Write out every entry, unchanged. Skip any picture.

--- START DATA EXCERPTS ---

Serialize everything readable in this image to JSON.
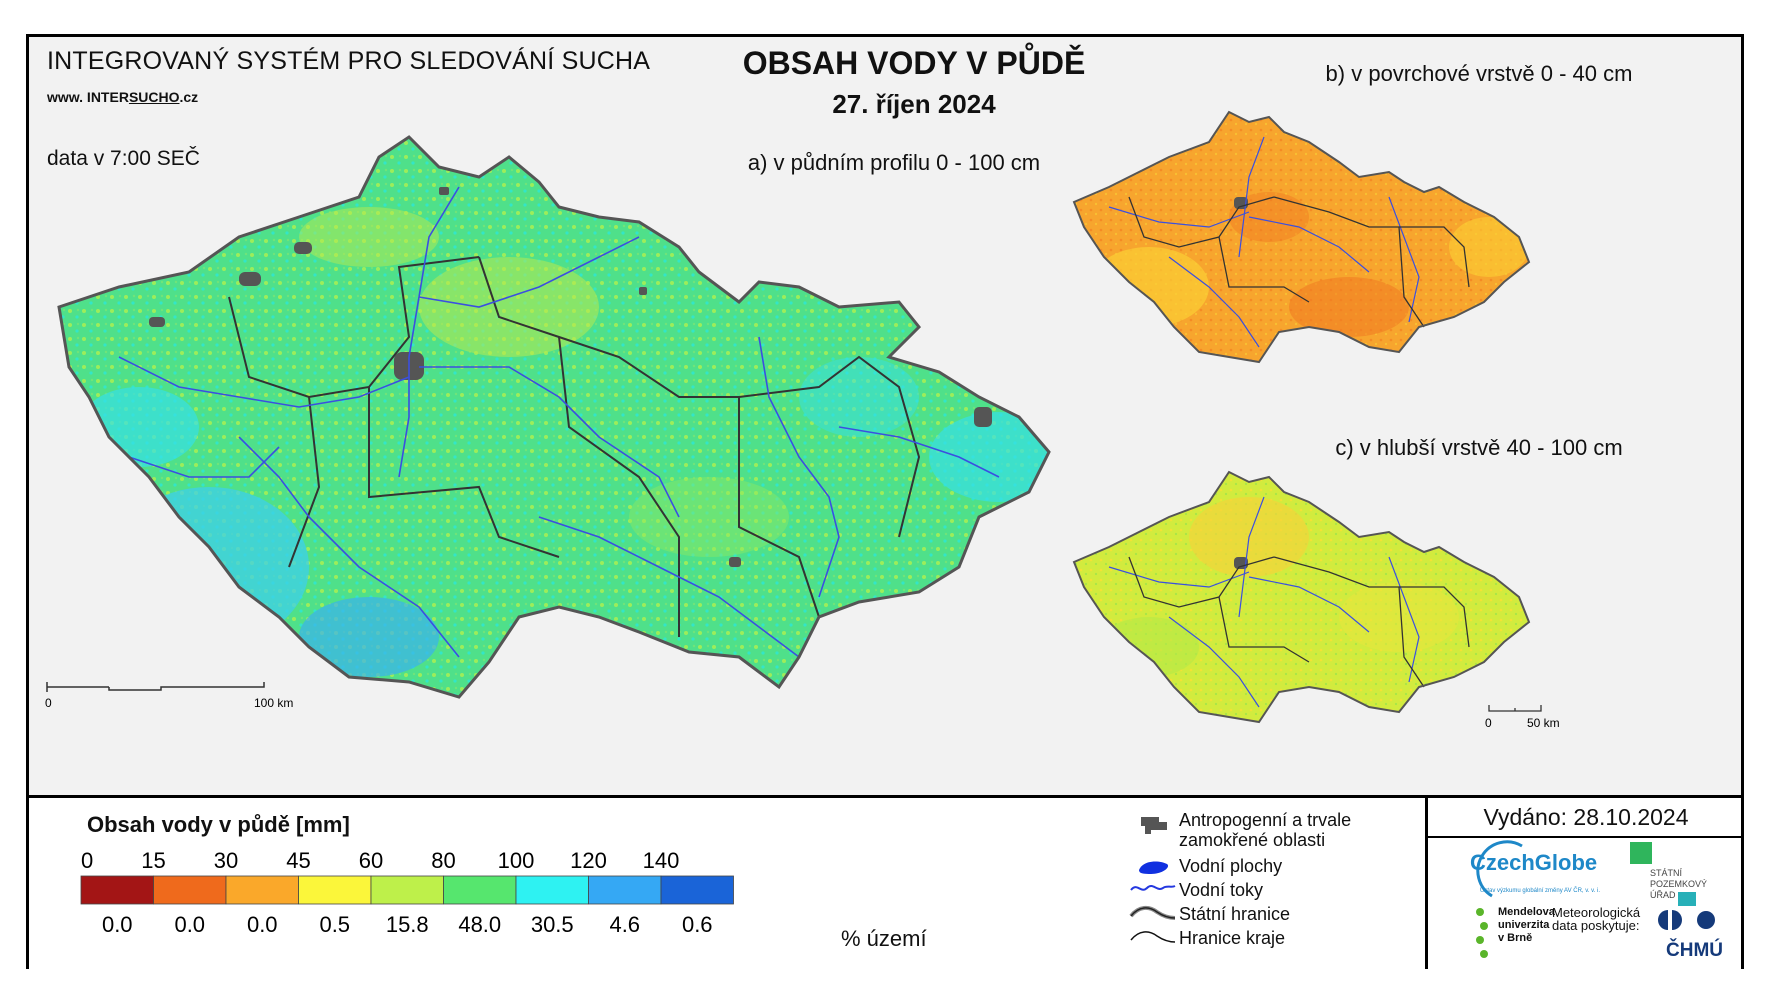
{
  "header": {
    "system_title": "INTEGROVANÝ SYSTÉM PRO SLEDOVÁNÍ SUCHA",
    "website_prefix": "www. INTER",
    "website_underlined": "SUCHO",
    "website_suffix": ".cz",
    "data_time": "data v 7:00 SEČ",
    "main_title": "OBSAH VODY V PŮDĚ",
    "date": "27. říjen 2024"
  },
  "maps": {
    "a_label": "a) v půdním profilu 0 - 100 cm",
    "b_label": "b) v povrchové vrstvě 0 - 40 cm",
    "c_label": "c) v hlubší vrstvě 40 - 100 cm",
    "scale_a": {
      "start": "0",
      "end": "100 km"
    },
    "scale_small": {
      "start": "0",
      "end": "50 km"
    }
  },
  "legend": {
    "title": "Obsah vody v půdě  [mm]",
    "thresholds": [
      "0",
      "15",
      "30",
      "45",
      "60",
      "80",
      "100",
      "120",
      "140"
    ],
    "colors": [
      "#a31515",
      "#ef6a1c",
      "#faa82a",
      "#fbf63a",
      "#bef04a",
      "#56e66e",
      "#2ef2f2",
      "#35a8f4",
      "#1a64d8"
    ],
    "percentages": [
      "0.0",
      "0.0",
      "0.0",
      "0.5",
      "15.8",
      "48.0",
      "30.5",
      "4.6",
      "0.6"
    ],
    "percent_unit": "% území"
  },
  "symbols": [
    {
      "icon": "anthropogenic-area-icon",
      "label": "Antropogenní a trvale zamokřené oblasti"
    },
    {
      "icon": "water-body-icon",
      "label": "Vodní plochy"
    },
    {
      "icon": "river-icon",
      "label": "Vodní toky"
    },
    {
      "icon": "state-border-icon",
      "label": "Státní hranice"
    },
    {
      "icon": "region-border-icon",
      "label": "Hranice kraje"
    }
  ],
  "footer": {
    "issued": "Vydáno: 28.10.2024",
    "czechglobe": "CzechGlobe",
    "czechglobe_sub": "Ústav výzkumu globální změny AV ČR, v. v. i.",
    "spu": "STÁTNÍ POZEMKOVÝ ÚŘAD",
    "mendel": "Mendelova univerzita v Brně",
    "meteo": "Meteorologická data poskytuje:",
    "chmu": "ČHMÚ"
  },
  "map_colors": {
    "a_fill": "#4fe08a",
    "b_fill": "#f7a52e",
    "c_fill": "#d2eb3e",
    "river": "#3b4fe0",
    "border": "#333333",
    "urban": "#555555"
  }
}
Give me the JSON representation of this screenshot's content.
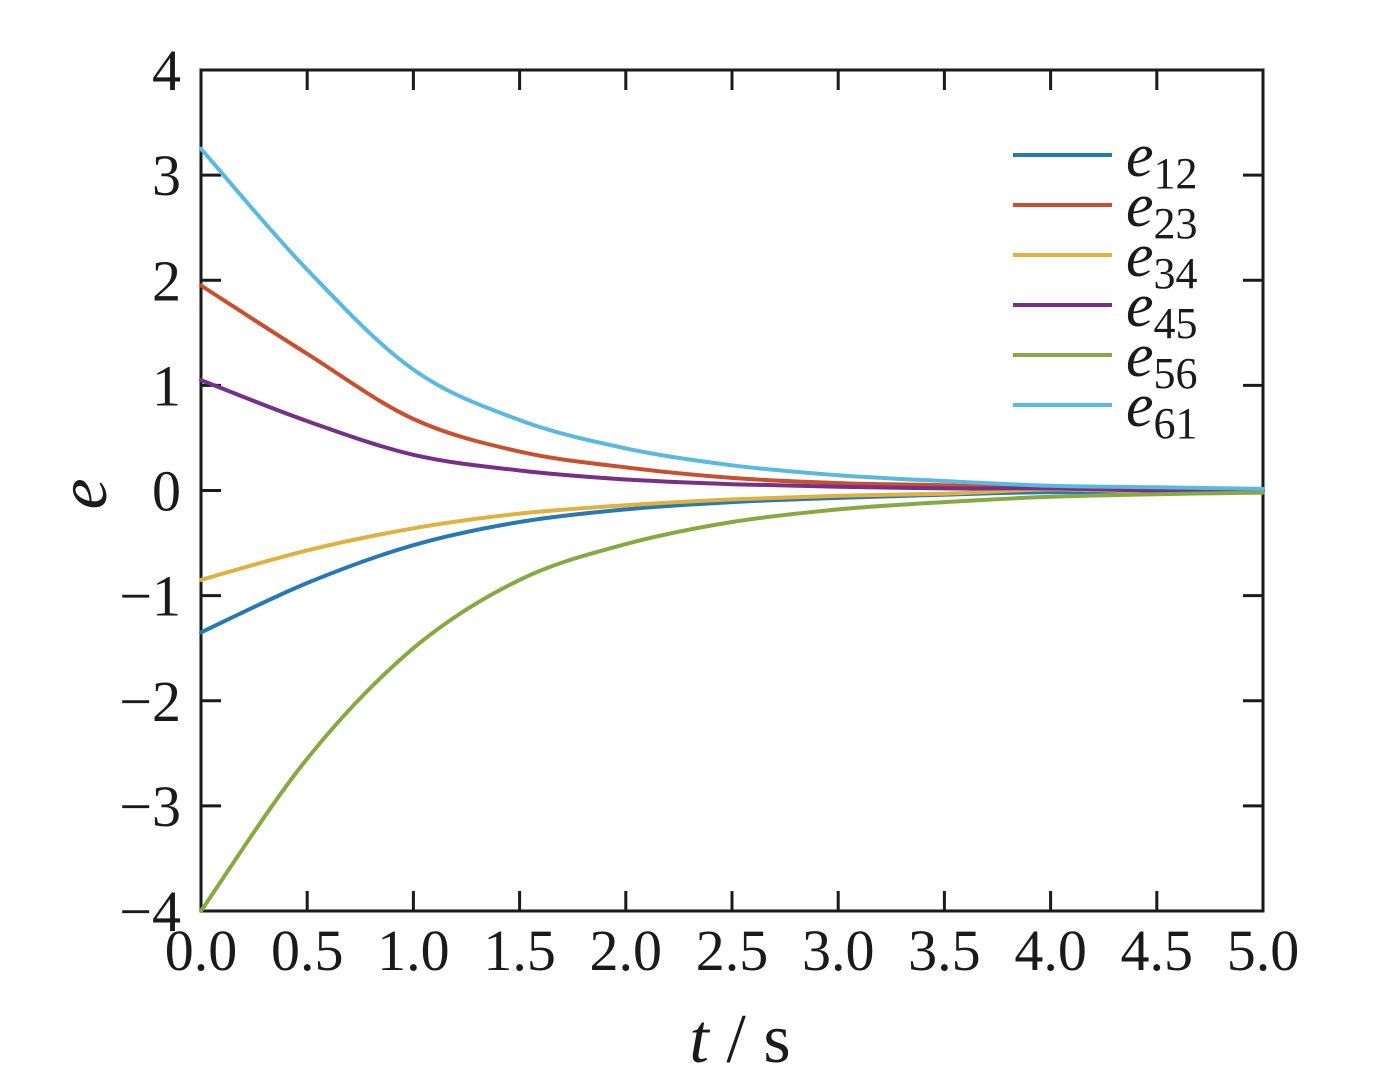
{
  "figure": {
    "background": "#ffffff",
    "axis_color": "#1a1a1a"
  },
  "chart_data": {
    "type": "line",
    "title": "",
    "xlabel": "t / s",
    "xlabel_parts": {
      "symbol": "t",
      "separator": " / ",
      "unit": "s"
    },
    "ylabel": "e",
    "xlim": [
      0,
      5
    ],
    "ylim": [
      -4,
      4
    ],
    "grid": false,
    "legend_position": "upper right",
    "x_tick_values": [
      0,
      0.5,
      1,
      1.5,
      2,
      2.5,
      3,
      3.5,
      4,
      4.5,
      5
    ],
    "x_tick_labels": [
      "0.0",
      "0.5",
      "1.0",
      "1.5",
      "2.0",
      "2.5",
      "3.0",
      "3.5",
      "4.0",
      "4.5",
      "5.0"
    ],
    "y_tick_values": [
      4,
      3,
      2,
      1,
      0,
      -1,
      -2,
      -3,
      -4
    ],
    "y_tick_labels": [
      "4",
      "3",
      "2",
      "1",
      "0",
      "−1",
      "−2",
      "−3",
      "−4"
    ],
    "x": [
      0,
      0.5,
      1,
      1.5,
      2,
      2.5,
      3,
      3.5,
      4,
      4.5,
      5
    ],
    "series": [
      {
        "name": "e12",
        "label_base": "e",
        "label_sub": "12",
        "color": "#2878b4",
        "values": [
          -1.35,
          -0.88,
          -0.52,
          -0.3,
          -0.18,
          -0.11,
          -0.07,
          -0.04,
          -0.015,
          -0.025,
          -0.015
        ]
      },
      {
        "name": "e23",
        "label_base": "e",
        "label_sub": "23",
        "color": "#c8502e",
        "values": [
          1.95,
          1.3,
          0.68,
          0.37,
          0.22,
          0.12,
          0.07,
          0.05,
          0.02,
          0.025,
          0.012
        ]
      },
      {
        "name": "e34",
        "label_base": "e",
        "label_sub": "34",
        "color": "#deb140",
        "values": [
          -0.85,
          -0.57,
          -0.36,
          -0.22,
          -0.14,
          -0.085,
          -0.05,
          -0.03,
          0.01,
          -0.01,
          -0.006
        ]
      },
      {
        "name": "e45",
        "label_base": "e",
        "label_sub": "45",
        "color": "#772f87",
        "values": [
          1.05,
          0.66,
          0.34,
          0.19,
          0.105,
          0.06,
          0.035,
          0.02,
          0.02,
          0.0,
          0.006
        ]
      },
      {
        "name": "e56",
        "label_base": "e",
        "label_sub": "56",
        "color": "#87a943",
        "values": [
          -4.0,
          -2.55,
          -1.5,
          -0.85,
          -0.51,
          -0.3,
          -0.18,
          -0.11,
          -0.06,
          -0.035,
          -0.02
        ]
      },
      {
        "name": "e61",
        "label_base": "e",
        "label_sub": "61",
        "color": "#5bb8e0",
        "values": [
          3.25,
          2.1,
          1.15,
          0.67,
          0.4,
          0.24,
          0.145,
          0.09,
          0.045,
          0.03,
          0.015
        ]
      }
    ]
  }
}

--- END DATA EXCERPTS ---

__FULL ANSWER__.
Serialize everything readable in this image to JSON.
{
  "header": {
    "system_title": "INTEGROVANÝ SYSTÉM PRO SLEDOVÁNÍ SUCHA",
    "website_prefix": "www. INTER",
    "website_underlined": "SUCHO",
    "website_suffix": ".cz",
    "data_time": "data v 7:00 SEČ",
    "main_title": "OBSAH VODY V PŮDĚ",
    "date": "27. říjen 2024"
  },
  "maps": {
    "a_label": "a) v půdním profilu 0 - 100 cm",
    "b_label": "b) v povrchové vrstvě 0 - 40 cm",
    "c_label": "c) v hlubší vrstvě 40 - 100 cm",
    "scale_a": {
      "start": "0",
      "end": "100 km"
    },
    "scale_small": {
      "start": "0",
      "end": "50 km"
    }
  },
  "legend": {
    "title": "Obsah vody v půdě  [mm]",
    "thresholds": [
      "0",
      "15",
      "30",
      "45",
      "60",
      "80",
      "100",
      "120",
      "140"
    ],
    "colors": [
      "#a31515",
      "#ef6a1c",
      "#faa82a",
      "#fbf63a",
      "#bef04a",
      "#56e66e",
      "#2ef2f2",
      "#35a8f4",
      "#1a64d8"
    ],
    "percentages": [
      "0.0",
      "0.0",
      "0.0",
      "0.5",
      "15.8",
      "48.0",
      "30.5",
      "4.6",
      "0.6"
    ],
    "percent_unit": "% území"
  },
  "symbols": [
    {
      "icon": "anthropogenic-area-icon",
      "label": "Antropogenní a trvale zamokřené oblasti"
    },
    {
      "icon": "water-body-icon",
      "label": "Vodní plochy"
    },
    {
      "icon": "river-icon",
      "label": "Vodní toky"
    },
    {
      "icon": "state-border-icon",
      "label": "Státní hranice"
    },
    {
      "icon": "region-border-icon",
      "label": "Hranice kraje"
    }
  ],
  "footer": {
    "issued": "Vydáno: 28.10.2024",
    "czechglobe": "CzechGlobe",
    "czechglobe_sub": "Ústav výzkumu globální změny AV ČR, v. v. i.",
    "spu": "STÁTNÍ POZEMKOVÝ ÚŘAD",
    "mendel": "Mendelova univerzita v Brně",
    "meteo": "Meteorologická data poskytuje:",
    "chmu": "ČHMÚ"
  },
  "map_colors": {
    "a_fill": "#4fe08a",
    "b_fill": "#f7a52e",
    "c_fill": "#d2eb3e",
    "river": "#3b4fe0",
    "border": "#333333",
    "urban": "#555555"
  }
}
Give me the JSON representation of this screenshot's content.
{
  "figure": {
    "background": "#ffffff",
    "axis_color": "#1a1a1a"
  },
  "chart_data": {
    "type": "line",
    "title": "",
    "xlabel": "t / s",
    "xlabel_parts": {
      "symbol": "t",
      "separator": " / ",
      "unit": "s"
    },
    "ylabel": "e",
    "xlim": [
      0,
      5
    ],
    "ylim": [
      -4,
      4
    ],
    "grid": false,
    "legend_position": "upper right",
    "x_tick_values": [
      0,
      0.5,
      1,
      1.5,
      2,
      2.5,
      3,
      3.5,
      4,
      4.5,
      5
    ],
    "x_tick_labels": [
      "0.0",
      "0.5",
      "1.0",
      "1.5",
      "2.0",
      "2.5",
      "3.0",
      "3.5",
      "4.0",
      "4.5",
      "5.0"
    ],
    "y_tick_values": [
      4,
      3,
      2,
      1,
      0,
      -1,
      -2,
      -3,
      -4
    ],
    "y_tick_labels": [
      "4",
      "3",
      "2",
      "1",
      "0",
      "−1",
      "−2",
      "−3",
      "−4"
    ],
    "x": [
      0,
      0.5,
      1,
      1.5,
      2,
      2.5,
      3,
      3.5,
      4,
      4.5,
      5
    ],
    "series": [
      {
        "name": "e12",
        "label_base": "e",
        "label_sub": "12",
        "color": "#2878b4",
        "values": [
          -1.35,
          -0.88,
          -0.52,
          -0.3,
          -0.18,
          -0.11,
          -0.07,
          -0.04,
          -0.015,
          -0.025,
          -0.015
        ]
      },
      {
        "name": "e23",
        "label_base": "e",
        "label_sub": "23",
        "color": "#c8502e",
        "values": [
          1.95,
          1.3,
          0.68,
          0.37,
          0.22,
          0.12,
          0.07,
          0.05,
          0.02,
          0.025,
          0.012
        ]
      },
      {
        "name": "e34",
        "label_base": "e",
        "label_sub": "34",
        "color": "#deb140",
        "values": [
          -0.85,
          -0.57,
          -0.36,
          -0.22,
          -0.14,
          -0.085,
          -0.05,
          -0.03,
          0.01,
          -0.01,
          -0.006
        ]
      },
      {
        "name": "e45",
        "label_base": "e",
        "label_sub": "45",
        "color": "#772f87",
        "values": [
          1.05,
          0.66,
          0.34,
          0.19,
          0.105,
          0.06,
          0.035,
          0.02,
          0.02,
          0.0,
          0.006
        ]
      },
      {
        "name": "e56",
        "label_base": "e",
        "label_sub": "56",
        "color": "#87a943",
        "values": [
          -4.0,
          -2.55,
          -1.5,
          -0.85,
          -0.51,
          -0.3,
          -0.18,
          -0.11,
          -0.06,
          -0.035,
          -0.02
        ]
      },
      {
        "name": "e61",
        "label_base": "e",
        "label_sub": "61",
        "color": "#5bb8e0",
        "values": [
          3.25,
          2.1,
          1.15,
          0.67,
          0.4,
          0.24,
          0.145,
          0.09,
          0.045,
          0.03,
          0.015
        ]
      }
    ]
  }
}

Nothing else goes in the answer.